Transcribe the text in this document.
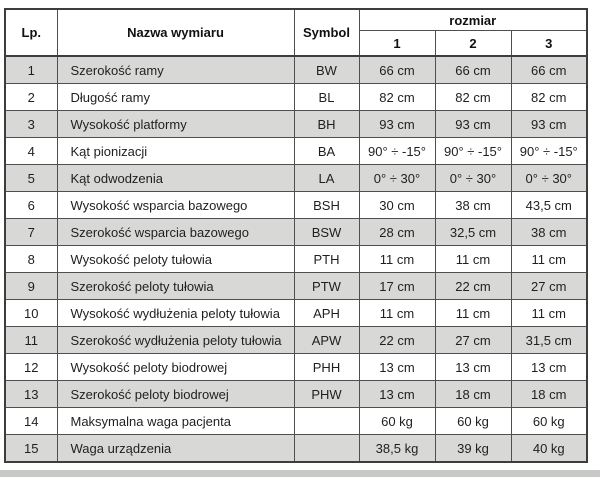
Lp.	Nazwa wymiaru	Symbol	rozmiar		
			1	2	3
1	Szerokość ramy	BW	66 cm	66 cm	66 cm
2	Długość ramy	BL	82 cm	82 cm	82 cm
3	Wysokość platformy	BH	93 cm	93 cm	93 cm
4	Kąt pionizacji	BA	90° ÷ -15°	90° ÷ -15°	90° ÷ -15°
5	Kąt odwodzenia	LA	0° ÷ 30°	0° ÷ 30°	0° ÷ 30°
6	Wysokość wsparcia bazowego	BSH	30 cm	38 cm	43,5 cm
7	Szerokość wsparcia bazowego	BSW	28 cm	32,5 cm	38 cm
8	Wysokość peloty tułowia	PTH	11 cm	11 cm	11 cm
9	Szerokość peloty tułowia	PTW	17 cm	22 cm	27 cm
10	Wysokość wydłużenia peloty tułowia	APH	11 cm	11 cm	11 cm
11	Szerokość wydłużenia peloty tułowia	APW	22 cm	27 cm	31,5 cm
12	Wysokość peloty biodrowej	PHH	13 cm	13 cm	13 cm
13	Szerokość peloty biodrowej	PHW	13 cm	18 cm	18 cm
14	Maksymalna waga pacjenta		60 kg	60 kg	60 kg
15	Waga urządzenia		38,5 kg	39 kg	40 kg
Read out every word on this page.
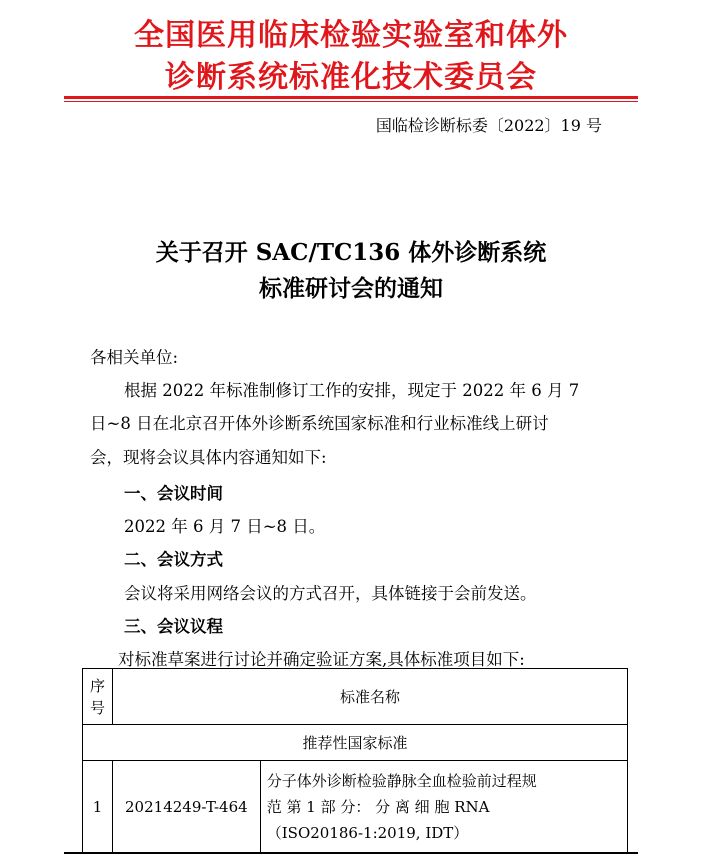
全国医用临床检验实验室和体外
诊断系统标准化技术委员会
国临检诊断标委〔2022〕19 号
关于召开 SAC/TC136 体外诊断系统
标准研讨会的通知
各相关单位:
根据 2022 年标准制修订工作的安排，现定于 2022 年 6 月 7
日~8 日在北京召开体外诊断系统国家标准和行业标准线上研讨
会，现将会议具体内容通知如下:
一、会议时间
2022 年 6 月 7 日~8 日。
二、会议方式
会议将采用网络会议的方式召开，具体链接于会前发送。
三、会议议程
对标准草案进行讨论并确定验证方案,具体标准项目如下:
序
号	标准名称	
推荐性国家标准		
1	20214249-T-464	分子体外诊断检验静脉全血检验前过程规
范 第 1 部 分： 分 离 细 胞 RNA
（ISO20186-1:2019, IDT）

Your task. Leave out the pictures and give the listing above again exactly.

Task output.
Transcribe the text in this document.
Lp.	Nazwa wymiaru	Symbol	rozmiar		
			1	2	3
1	Szerokość ramy	BW	66 cm	66 cm	66 cm
2	Długość ramy	BL	82 cm	82 cm	82 cm
3	Wysokość platformy	BH	93 cm	93 cm	93 cm
4	Kąt pionizacji	BA	90° ÷ -15°	90° ÷ -15°	90° ÷ -15°
5	Kąt odwodzenia	LA	0° ÷ 30°	0° ÷ 30°	0° ÷ 30°
6	Wysokość wsparcia bazowego	BSH	30 cm	38 cm	43,5 cm
7	Szerokość wsparcia bazowego	BSW	28 cm	32,5 cm	38 cm
8	Wysokość peloty tułowia	PTH	11 cm	11 cm	11 cm
9	Szerokość peloty tułowia	PTW	17 cm	22 cm	27 cm
10	Wysokość wydłużenia peloty tułowia	APH	11 cm	11 cm	11 cm
11	Szerokość wydłużenia peloty tułowia	APW	22 cm	27 cm	31,5 cm
12	Wysokość peloty biodrowej	PHH	13 cm	13 cm	13 cm
13	Szerokość peloty biodrowej	PHW	13 cm	18 cm	18 cm
14	Maksymalna waga pacjenta		60 kg	60 kg	60 kg
15	Waga urządzenia		38,5 kg	39 kg	40 kg
Read out every word on this page.
全国医用临床检验实验室和体外
诊断系统标准化技术委员会
国临检诊断标委〔2022〕19 号
关于召开 SAC/TC136 体外诊断系统
标准研讨会的通知
各相关单位:
根据 2022 年标准制修订工作的安排，现定于 2022 年 6 月 7
日~8 日在北京召开体外诊断系统国家标准和行业标准线上研讨
会，现将会议具体内容通知如下:
一、会议时间
2022 年 6 月 7 日~8 日。
二、会议方式
会议将采用网络会议的方式召开，具体链接于会前发送。
三、会议议程
对标准草案进行讨论并确定验证方案,具体标准项目如下:
序
号	标准名称	
推荐性国家标准		
1	20214249-T-464	分子体外诊断检验静脉全血检验前过程规
范 第 1 部 分： 分 离 细 胞 RNA
（ISO20186-1:2019, IDT）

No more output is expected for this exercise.